-- The records --

▶

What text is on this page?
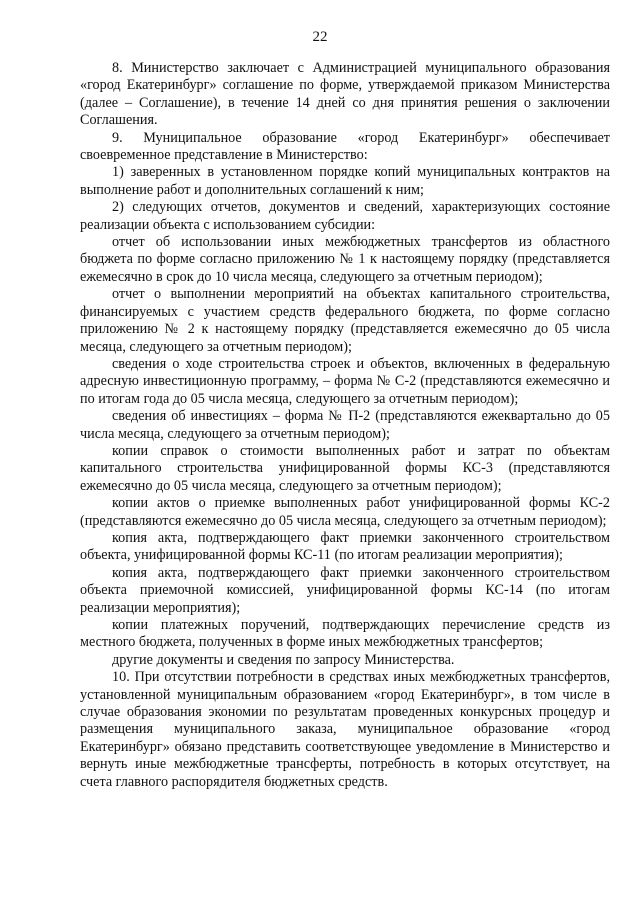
22

8. Министерство заключает с Администрацией муниципального образования «город Екатеринбург» соглашение по форме, утверждаемой приказом Министерства (далее – Соглашение), в течение 14 дней со дня принятия решения о заключении Соглашения.

9. Муниципальное образование «город Екатеринбург» обеспечивает своевременное представление в Министерство:

1) заверенных в установленном порядке копий муниципальных контрактов на выполнение работ и дополнительных соглашений к ним;

2) следующих отчетов, документов и сведений, характеризующих состояние реализации объекта с использованием субсидии:

отчет об использовании иных межбюджетных трансфертов из областного бюджета по форме согласно приложению № 1 к настоящему порядку (представляется ежемесячно в срок до 10 числа месяца, следующего за отчетным периодом);

отчет о выполнении мероприятий на объектах капитального строительства, финансируемых с участием средств федерального бюджета, по форме согласно приложению № 2 к настоящему порядку (представляется ежемесячно до 05 числа месяца, следующего за отчетным периодом);

сведения о ходе строительства строек и объектов, включенных в федеральную адресную инвестиционную программу, – форма № С-2 (представляются ежемесячно и по итогам года до 05 числа месяца, следующего за отчетным периодом);

сведения об инвестициях – форма № П-2 (представляются ежеквартально до 05 числа месяца, следующего за отчетным периодом);

копии справок о стоимости выполненных работ и затрат по объектам капитального строительства унифицированной формы КС-3 (представляются ежемесячно до 05 числа месяца, следующего за отчетным периодом);

копии актов о приемке выполненных работ унифицированной формы КС-2 (представляются ежемесячно до 05 числа месяца, следующего за отчетным периодом);

копия акта, подтверждающего факт приемки законченного строительством объекта, унифицированной формы КС-11 (по итогам реализации мероприятия);

копия акта, подтверждающего факт приемки законченного строительством объекта приемочной комиссией, унифицированной формы КС-14 (по итогам реализации мероприятия);

копии платежных поручений, подтверждающих перечисление средств из местного бюджета, полученных в форме иных межбюджетных трансфертов;

другие документы и сведения по запросу Министерства.

10. При отсутствии потребности в средствах иных межбюджетных трансфертов, установленной муниципальным образованием «город Екатеринбург», в том числе в случае образования экономии по результатам проведенных конкурсных процедур и размещения муниципального заказа, муниципальное образование «город Екатеринбург» обязано представить соответствующее уведомление в Министерство и вернуть иные межбюджетные трансферты, потребность в которых отсутствует, на счета главного распорядителя бюджетных средств.
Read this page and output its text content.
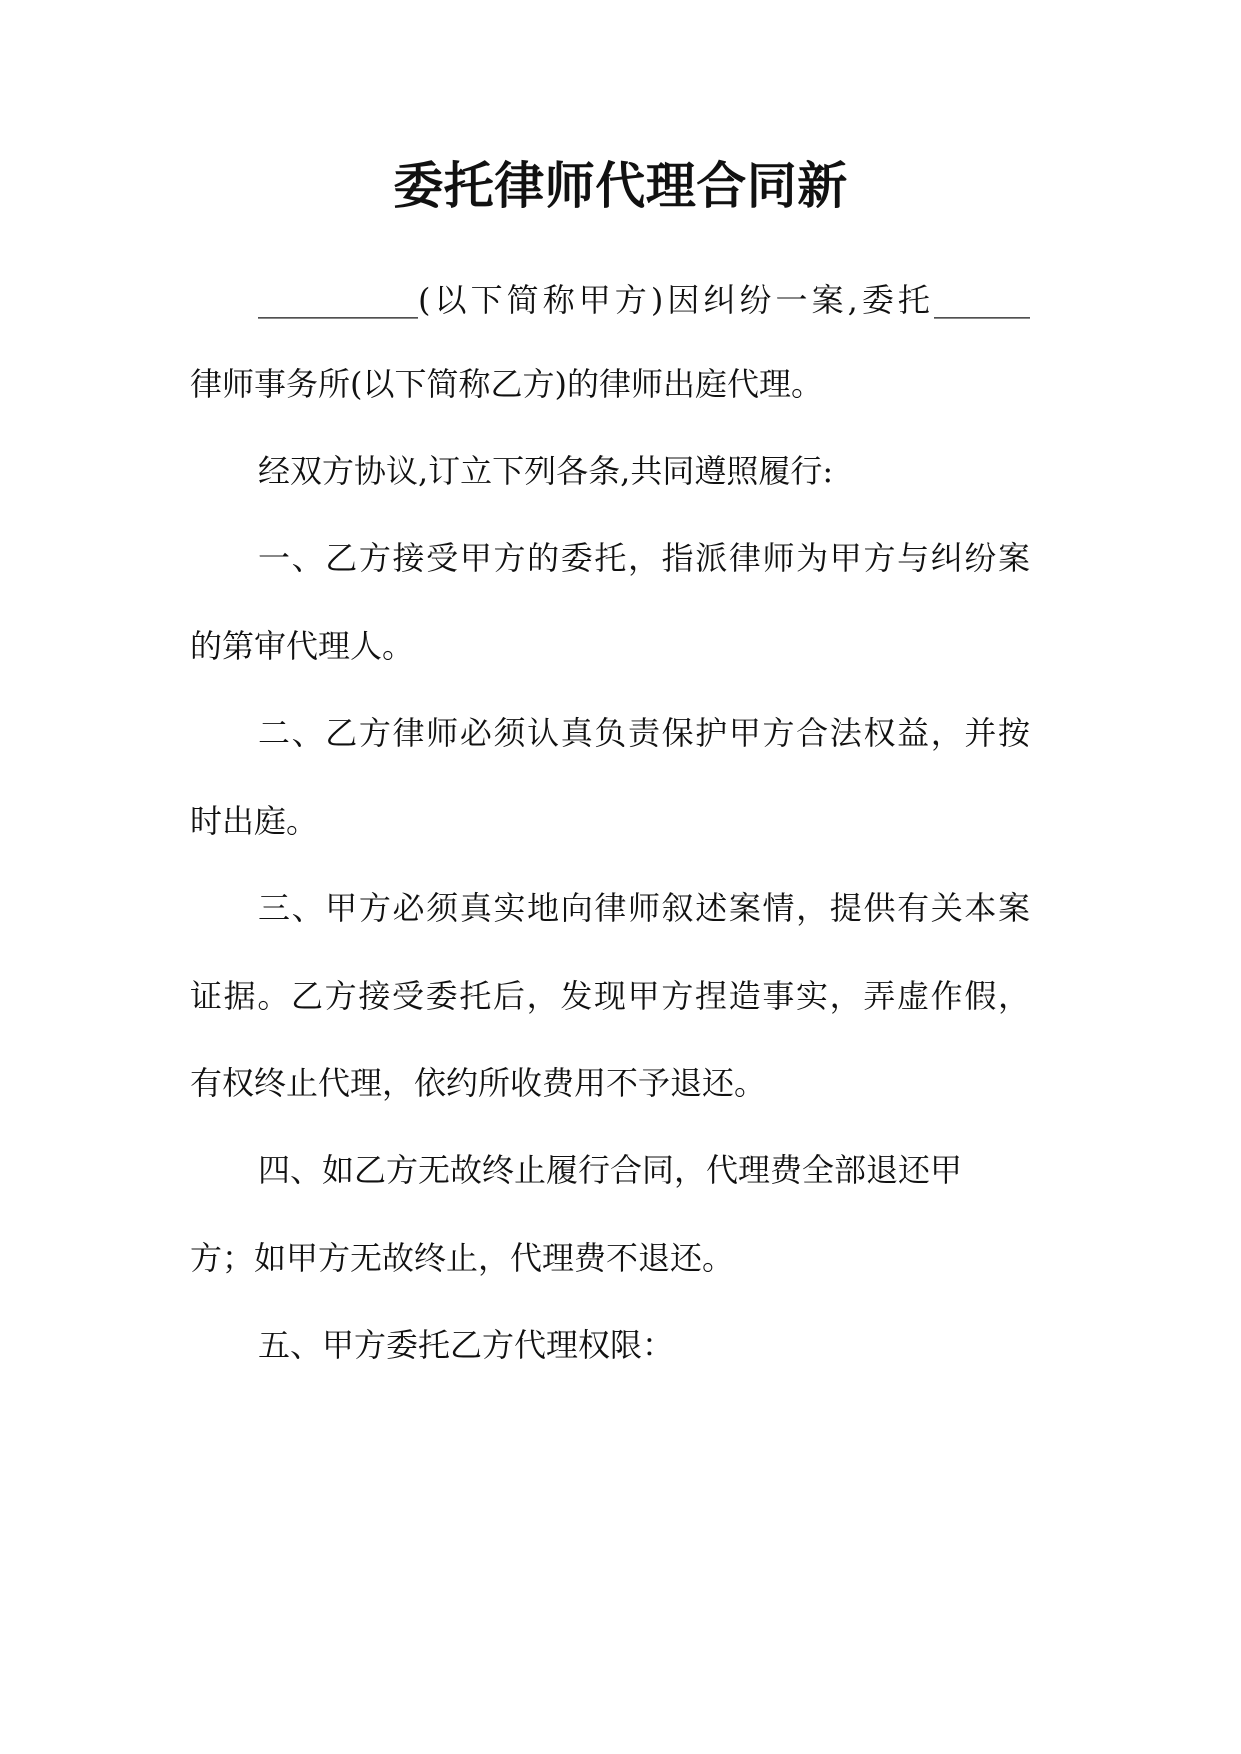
委托律师代理合同新
__________(以下简称甲方)因纠纷一案,委托______
律师事务所(以下简称乙方)的律师出庭代理。
经双方协议,订立下列各条,共同遵照履行:
一、乙方接受甲方的委托，指派律师为甲方与纠纷案
的第审代理人。
二、乙方律师必须认真负责保护甲方合法权益，并按
时出庭。
三、甲方必须真实地向律师叙述案情，提供有关本案
证据。乙方接受委托后，发现甲方捏造事实，弄虚作假，
有权终止代理，依约所收费用不予退还。
四、如乙方无故终止履行合同，代理费全部退还甲
方；如甲方无故终止，代理费不退还。
五、甲方委托乙方代理权限：
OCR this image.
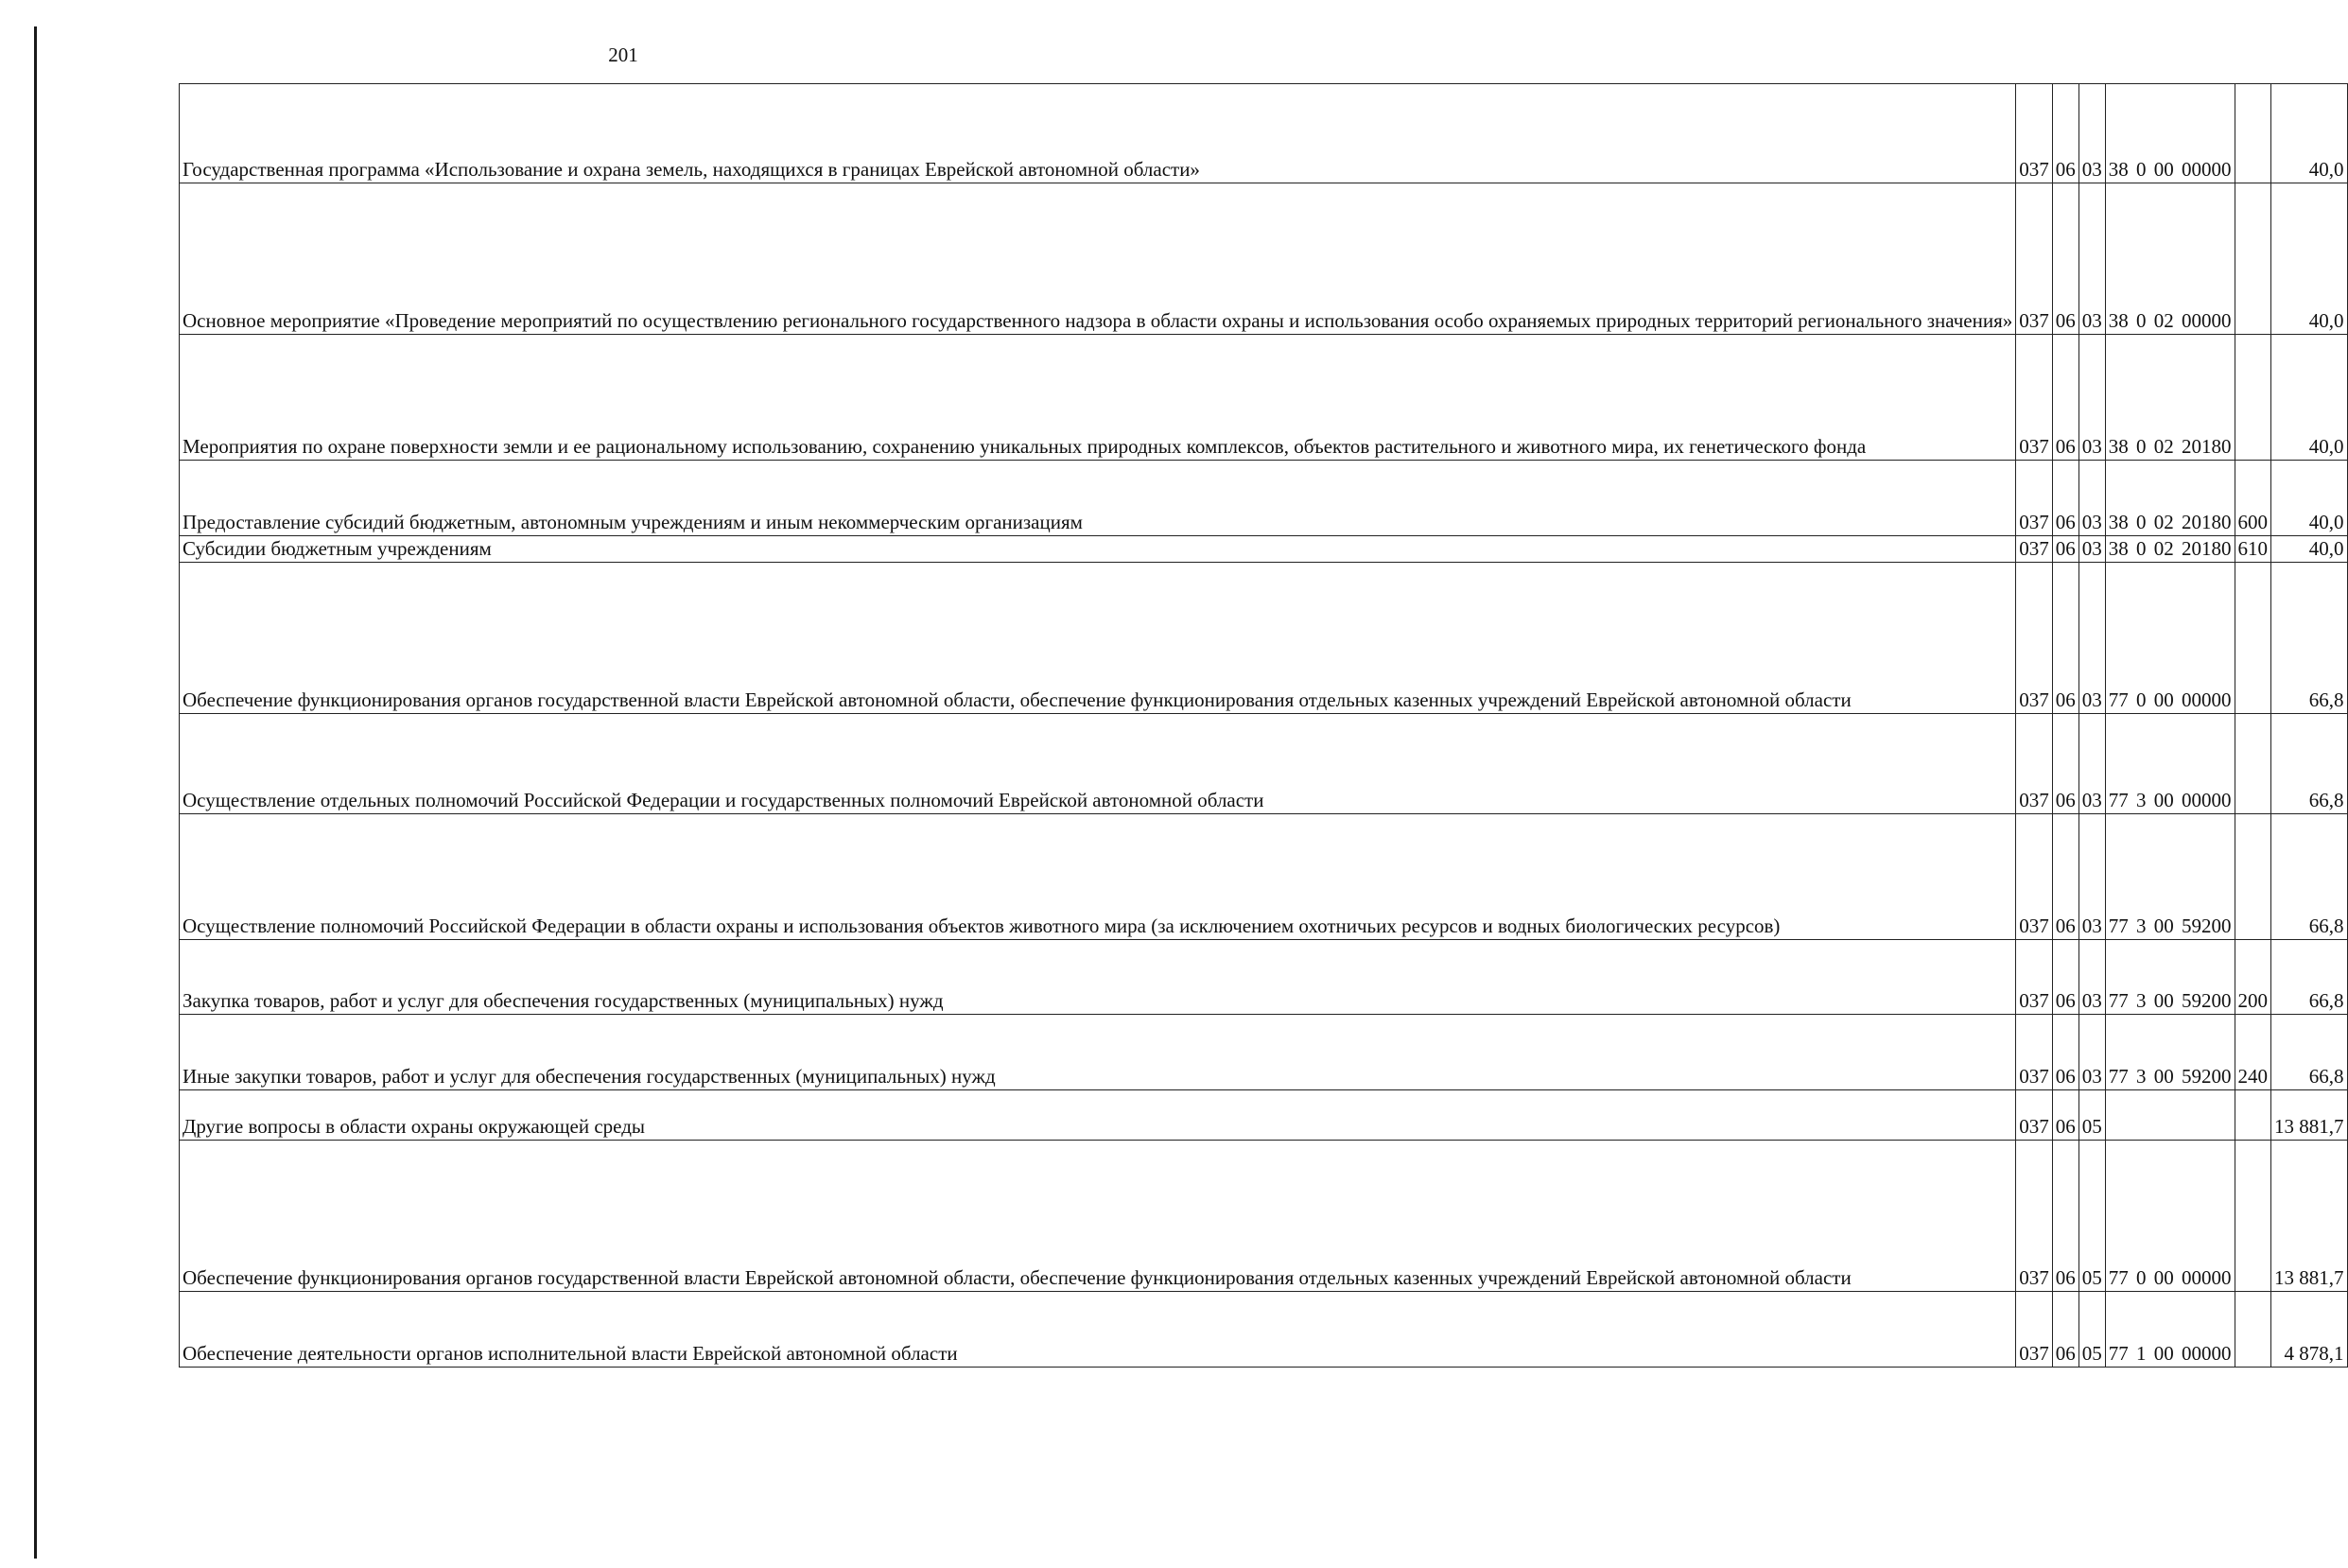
201
Государственная программа «Использование и охрана земель, находящихся в границах Еврейской автономной области»	037	06	03	38 0 00 00000		40,0
Основное мероприятие «Проведение мероприятий по осуществлению регионального государственного надзора в области охраны и использования особо охраняемых природных территорий регионального значения»	037	06	03	38 0 02 00000		40,0
Мероприятия по охране поверхности земли и ее рациональному использованию, сохранению уникальных природных комплексов, объектов растительного и животного мира, их генетического фонда	037	06	03	38 0 02 20180		40,0
Предоставление субсидий бюджетным, автономным учреждениям и иным некоммерческим организациям	037	06	03	38 0 02 20180	600	40,0
Субсидии бюджетным учреждениям	037	06	03	38 0 02 20180	610	40,0
Обеспечение функционирования органов государственной власти Еврейской автономной области, обеспечение функционирования отдельных казенных учреждений Еврейской автономной области	037	06	03	77 0 00 00000		66,8
Осуществление отдельных полномочий Российской Федерации и государственных полномочий Еврейской автономной области	037	06	03	77 3 00 00000		66,8
Осуществление полномочий Российской Федерации в области охраны и использования объектов животного мира (за исключением охотничьих ресурсов и водных биологических ресурсов)	037	06	03	77 3 00 59200		66,8
Закупка товаров, работ и услуг для обеспечения государственных (муниципальных) нужд	037	06	03	77 3 00 59200	200	66,8
Иные закупки товаров, работ и услуг для обеспечения государственных (муниципальных) нужд	037	06	03	77 3 00 59200	240	66,8
Другие вопросы в области охраны окружающей среды	037	06	05			13 881,7
Обеспечение функционирования органов государственной власти Еврейской автономной области, обеспечение функционирования отдельных казенных учреждений Еврейской автономной области	037	06	05	77 0 00 00000		13 881,7
Обеспечение деятельности органов исполнительной власти Еврейской автономной области	037	06	05	77 1 00 00000		4 878,1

◀

-- What you will do --
For the records above, state how many lines include the string "учреждениям", giving the number and nothing else.

-- Response to the task --
2